## Provided entries
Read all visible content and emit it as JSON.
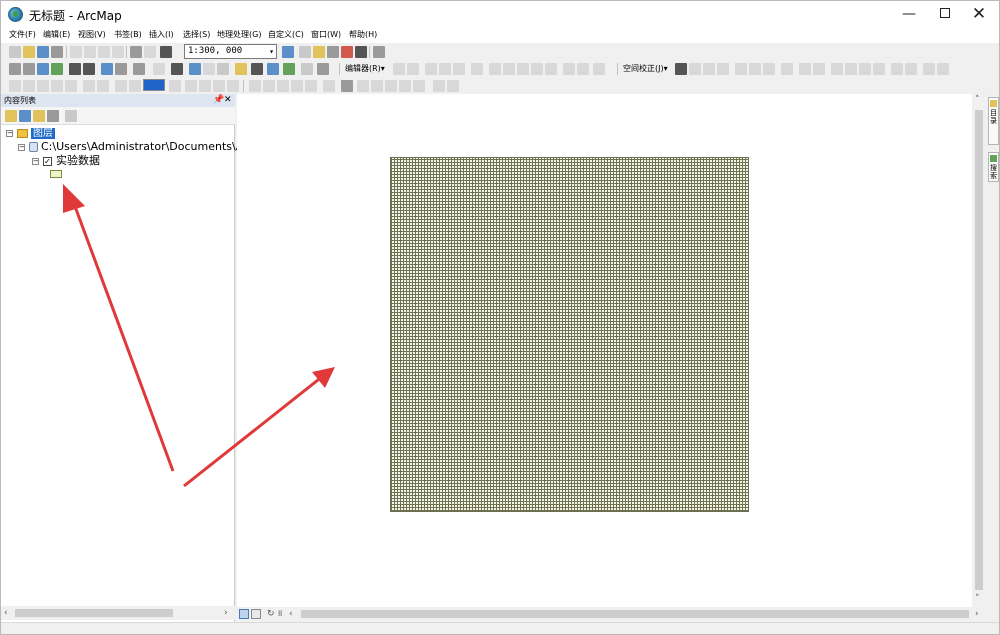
{
  "window": {
    "title": "无标题 - ArcMap",
    "minimize": "—",
    "close": "✕"
  },
  "menu": [
    "文件(F)",
    "编辑(E)",
    "视图(V)",
    "书签(B)",
    "插入(I)",
    "选择(S)",
    "地理处理(G)",
    "自定义(C)",
    "窗口(W)",
    "帮助(H)"
  ],
  "toolbar": {
    "scale_value": "1:300, 000",
    "editor_label": "编辑器(R)▾",
    "georef_label": "空间校正(J)▾"
  },
  "toc": {
    "title": "内容列表",
    "pin": "📌",
    "close": "✕",
    "layers_label": "图层",
    "path": "C:\\Users\\Administrator\\Documents\\ArcG",
    "layer_name": "实验数据",
    "expander_open": "−",
    "check_mark": "✓"
  },
  "right_dock": {
    "tab1": "目录",
    "tab2": "搜索"
  },
  "colors": {
    "grid_line": "#6f7252",
    "grid_fill": "#f4f6e8",
    "arrow": "#e0393a",
    "layers_highlight": "#1e6bc8"
  }
}
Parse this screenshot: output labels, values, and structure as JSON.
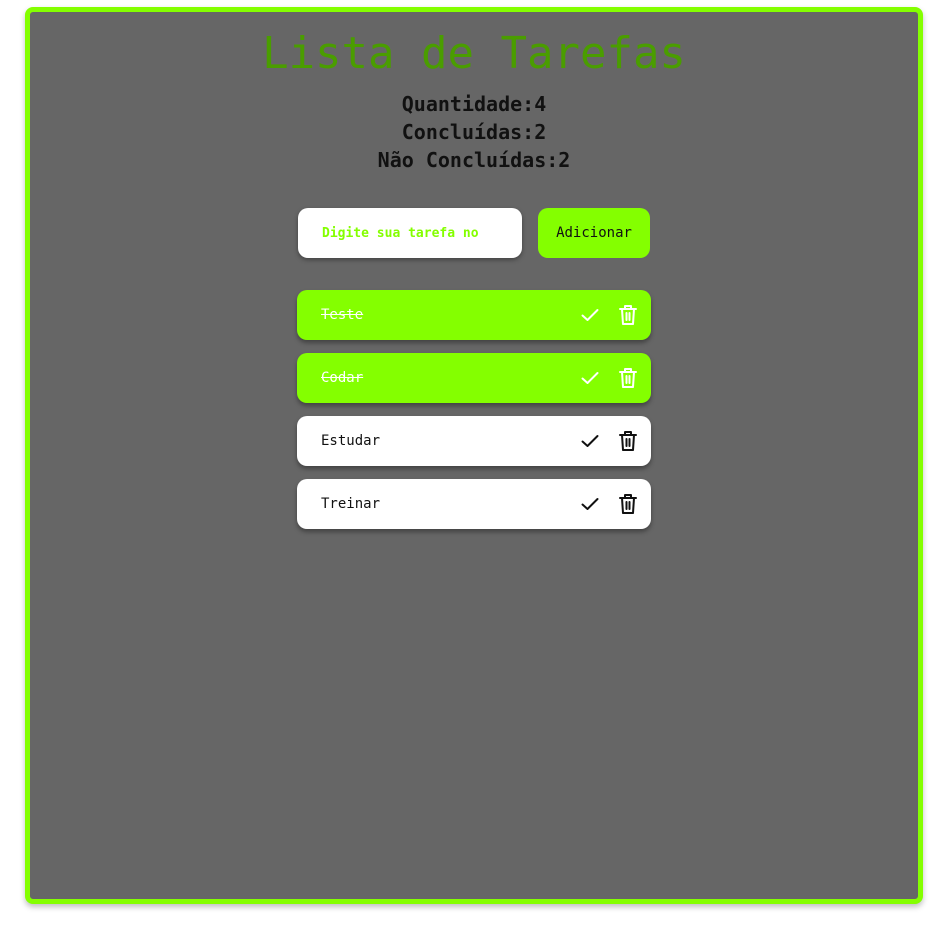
{
  "app": {
    "title": "Lista de Tarefas"
  },
  "stats": {
    "total": "Quantidade:4",
    "done": "Concluídas:2",
    "pending": "Não Concluídas:2"
  },
  "form": {
    "placeholder": "Digite sua tarefa no",
    "value": "",
    "add_label": "Adicionar"
  },
  "tasks": [
    {
      "text": "Teste",
      "done": true
    },
    {
      "text": "Codar",
      "done": true
    },
    {
      "text": "Estudar",
      "done": false
    },
    {
      "text": "Treinar",
      "done": false
    }
  ],
  "icons": {
    "check": "check-icon",
    "delete": "trash-icon"
  },
  "colors": {
    "accent": "#84ff00",
    "title": "#4a9d00",
    "background": "#666666",
    "card": "#ffffff"
  }
}
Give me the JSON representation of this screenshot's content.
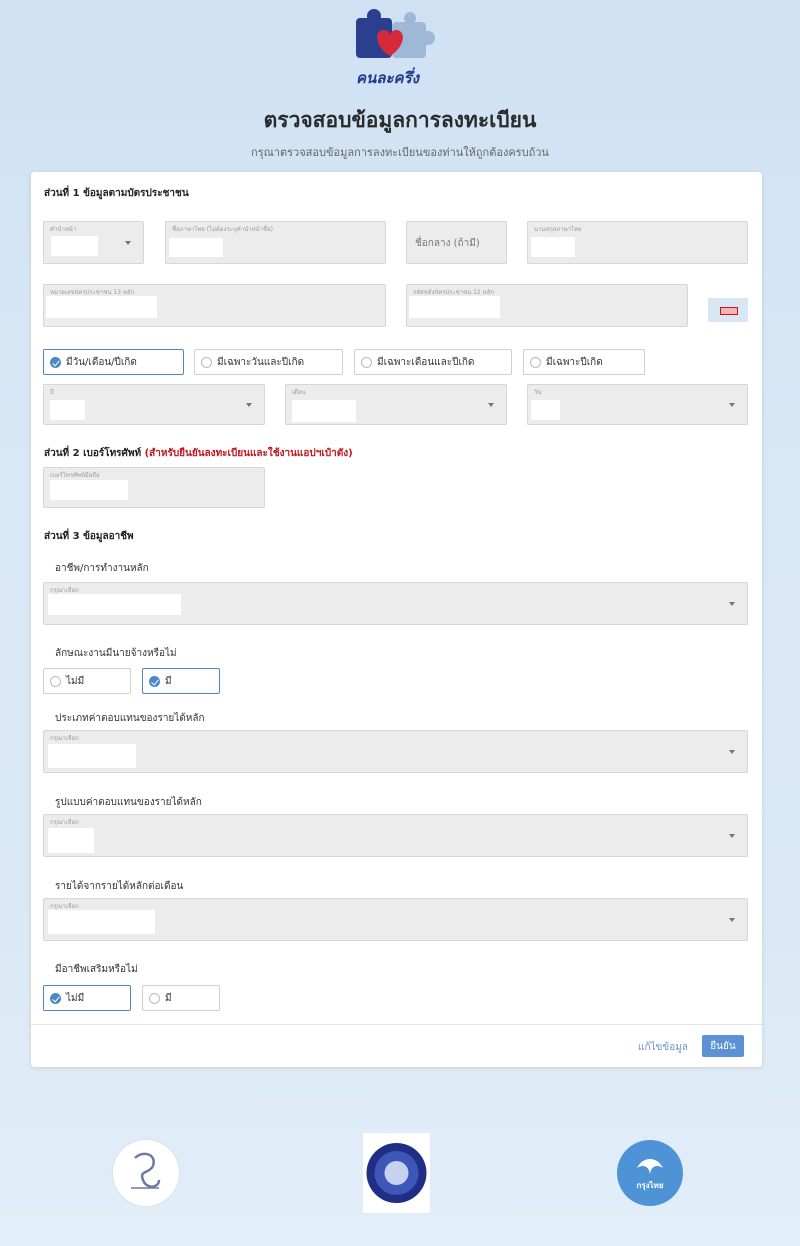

## What is expected
Answer with a single number: the count of lines holding the word "title".

## Written solution
4